Prompt a:
From the forum thread on saving nonlinear JuMP models to a file, reproduce word for word the section that begins with the words "ERROR: Cannot convert" and ends with the words "it’s an oversight.".

Selected extract:

** START **

Is it unsupported feature yet?
Ivoking write_to_file I get:
ERROR: MathOptInterface.UnsupportedAttribute{MathOptInterface.NLPBlock}: Attribute MathOptInterface.NLPBlock() is not supported by the model.
Could someone point some good formats to store nonlinear problems? Even though it is not supported bu JuMP yet. That might be a good feature to add support later.
Of course I can use plain Serialization.serialize for the moment.
Since there is no answer yet. It could be quite likely that this is just not possible. In linear cases, the interface can store the internal representation of the linear/quadratic terms. For nonlinear terms, the interface would need to be able to store an arbitrary Julia function. Which is of course much harder.
I think the question then becomes: If you have a very long and complicated function, is it maybe easier to put it into a Julia file and store this script (and include it later again) rather than some serialization which might not work in the future?
If your nonlinear function is a symbolic expression, you could use Symbolics to store it: Symbolic Calculations and Building Callable Functions · Symbolics.jl They also use the approach to store a Julia file with the plain definition. (See this recent post: Using Serialization to store then load a lambdified function? - #4 by SteffenPL but there are more posts of course on this topic.)
What file format did you use?
You should be able to use .nl or .mof.json.
Well this makes some difference.
I’ve used wrong file extension. And it seems not clearly stated in docs which extension of file should be used for nonlinear models.
Still no great success.
*.nl extension fails due to registered function atan2 claiming
ERROR: Unsupported operation atan2
while *.mof.json fails due to use of abs2 function in model.
ERROR: Cannot convert Expr to MOF. Unknown function: abs2.
Thanks @odow! It’s a step forward anyway.
What is the model you are trying to write to a file, and why are you trying to do it?
It looks like I need to add support for atan2 to the writers. NL should support it, so I guess it’s an oversight.
The problem is aircraft trajectory optimization. It has hundreds / thousands of nonlinear constraints produced from nonlinear dynamics goals and constraints during transcription. That transcription takes a while in first place.
Then I have some julia functions that implement computations for each constraint. Then I have to extract expressions for nonlinear constraints and nonlinear cost function using Symbolics.jl as JuMP does not allows nonlinear expressions on variables. Then I have to use macro substitutions to change that expressions to something JuMP will accept. So it takes a while…
And I don’t want to wait each time to run optimizations based on the model. So I want to save it to a file.

** END **

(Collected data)
** START **

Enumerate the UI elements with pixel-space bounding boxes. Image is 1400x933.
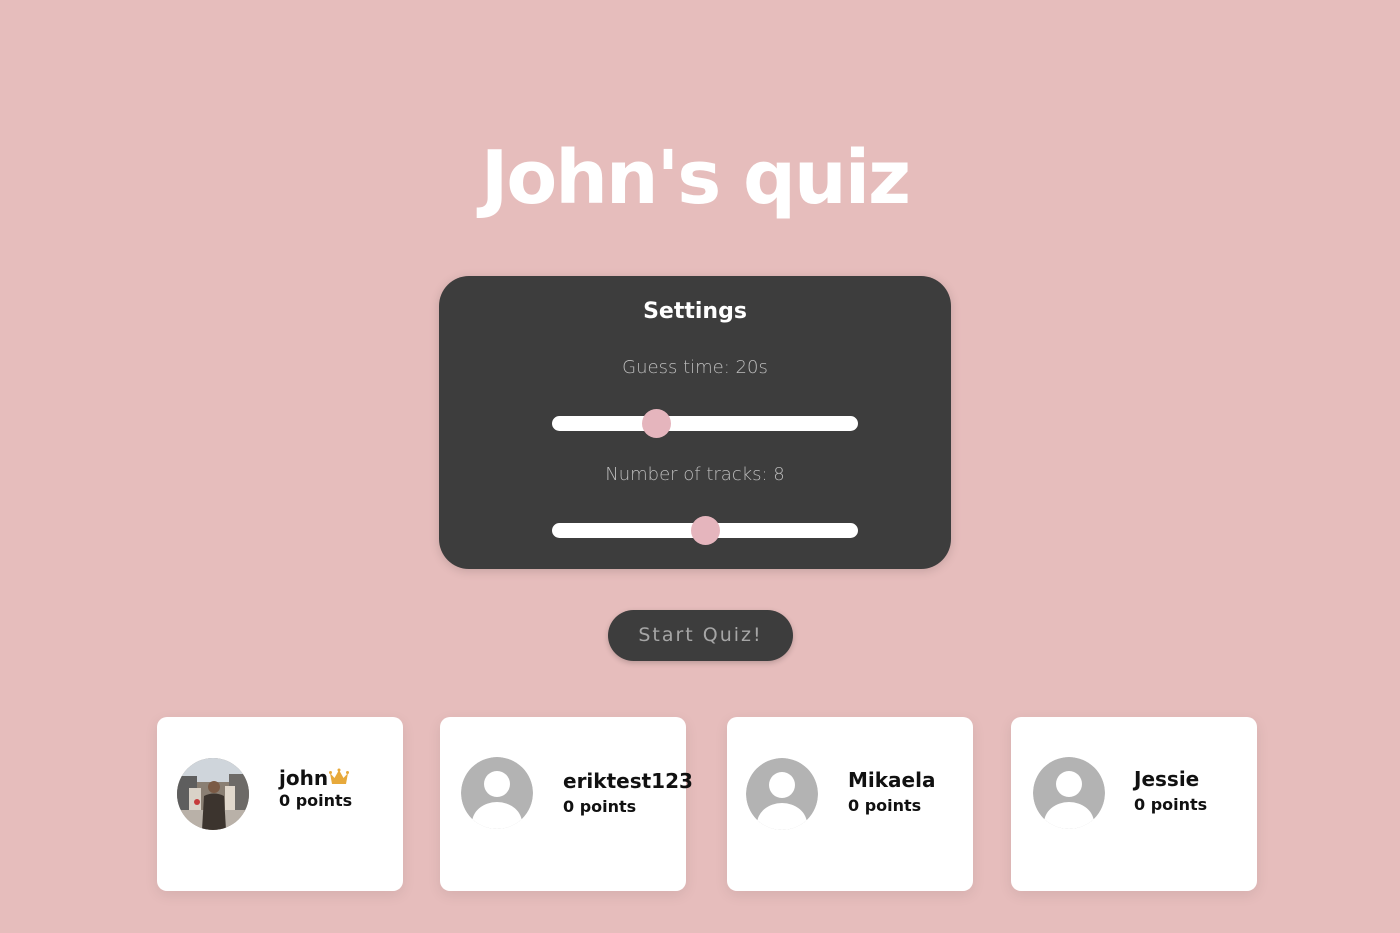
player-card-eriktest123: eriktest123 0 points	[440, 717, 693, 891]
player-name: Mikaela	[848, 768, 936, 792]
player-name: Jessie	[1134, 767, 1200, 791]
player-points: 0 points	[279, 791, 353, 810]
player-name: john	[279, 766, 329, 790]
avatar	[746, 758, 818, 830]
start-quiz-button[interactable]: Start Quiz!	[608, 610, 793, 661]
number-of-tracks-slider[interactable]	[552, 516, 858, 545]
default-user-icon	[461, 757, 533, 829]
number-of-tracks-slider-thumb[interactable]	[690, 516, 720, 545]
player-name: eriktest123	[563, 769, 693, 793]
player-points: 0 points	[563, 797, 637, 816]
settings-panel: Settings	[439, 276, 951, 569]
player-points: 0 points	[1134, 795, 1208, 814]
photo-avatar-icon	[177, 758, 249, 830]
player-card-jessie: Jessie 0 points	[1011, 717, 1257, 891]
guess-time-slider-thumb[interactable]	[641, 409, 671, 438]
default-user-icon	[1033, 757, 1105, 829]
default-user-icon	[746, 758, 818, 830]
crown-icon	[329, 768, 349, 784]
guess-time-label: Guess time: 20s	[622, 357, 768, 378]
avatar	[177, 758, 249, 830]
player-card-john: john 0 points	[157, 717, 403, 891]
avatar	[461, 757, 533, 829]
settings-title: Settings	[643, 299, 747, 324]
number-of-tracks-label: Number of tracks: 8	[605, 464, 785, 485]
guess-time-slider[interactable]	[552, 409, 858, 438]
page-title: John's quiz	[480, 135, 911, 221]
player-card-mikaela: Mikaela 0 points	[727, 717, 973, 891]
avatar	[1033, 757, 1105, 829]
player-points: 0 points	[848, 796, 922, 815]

** END **

Prompt b:
Transcribe word for word the lines of the records from the line containing "player-card-eriktest123: eriktest123 0" through the line containing "768, 349, 784]", including both of those lines.

Written response a:
ERROR: Cannot convert Expr to MOF. Unknown function: abs2.
Thanks @odow! It’s a step forward anyway.
What is the model you are trying to write to a file, and why are you trying to do it?
It looks like I need to add support for atan2 to the writers. NL should support it, so I guess it’s an oversight.

Written response b:
player-card-eriktest123: eriktest123 0 points	[440, 717, 693, 891]
player-name: Mikaela	[848, 768, 936, 792]
player-name: Jessie	[1134, 767, 1200, 791]
player-points: 0 points	[279, 791, 353, 810]
player-name: john	[279, 766, 329, 790]
avatar	[746, 758, 818, 830]
start-quiz-button[interactable]: Start Quiz!	[608, 610, 793, 661]
number-of-tracks-slider[interactable]	[552, 516, 858, 545]
default-user-icon	[461, 757, 533, 829]
number-of-tracks-slider-thumb[interactable]	[690, 516, 720, 545]
player-name: eriktest123	[563, 769, 693, 793]
player-points: 0 points	[563, 797, 637, 816]
settings-panel: Settings	[439, 276, 951, 569]
player-points: 0 points	[1134, 795, 1208, 814]
photo-avatar-icon	[177, 758, 249, 830]
player-card-jessie: Jessie 0 points	[1011, 717, 1257, 891]
guess-time-slider-thumb[interactable]	[641, 409, 671, 438]
default-user-icon	[1033, 757, 1105, 829]
default-user-icon	[746, 758, 818, 830]
crown-icon	[329, 768, 349, 784]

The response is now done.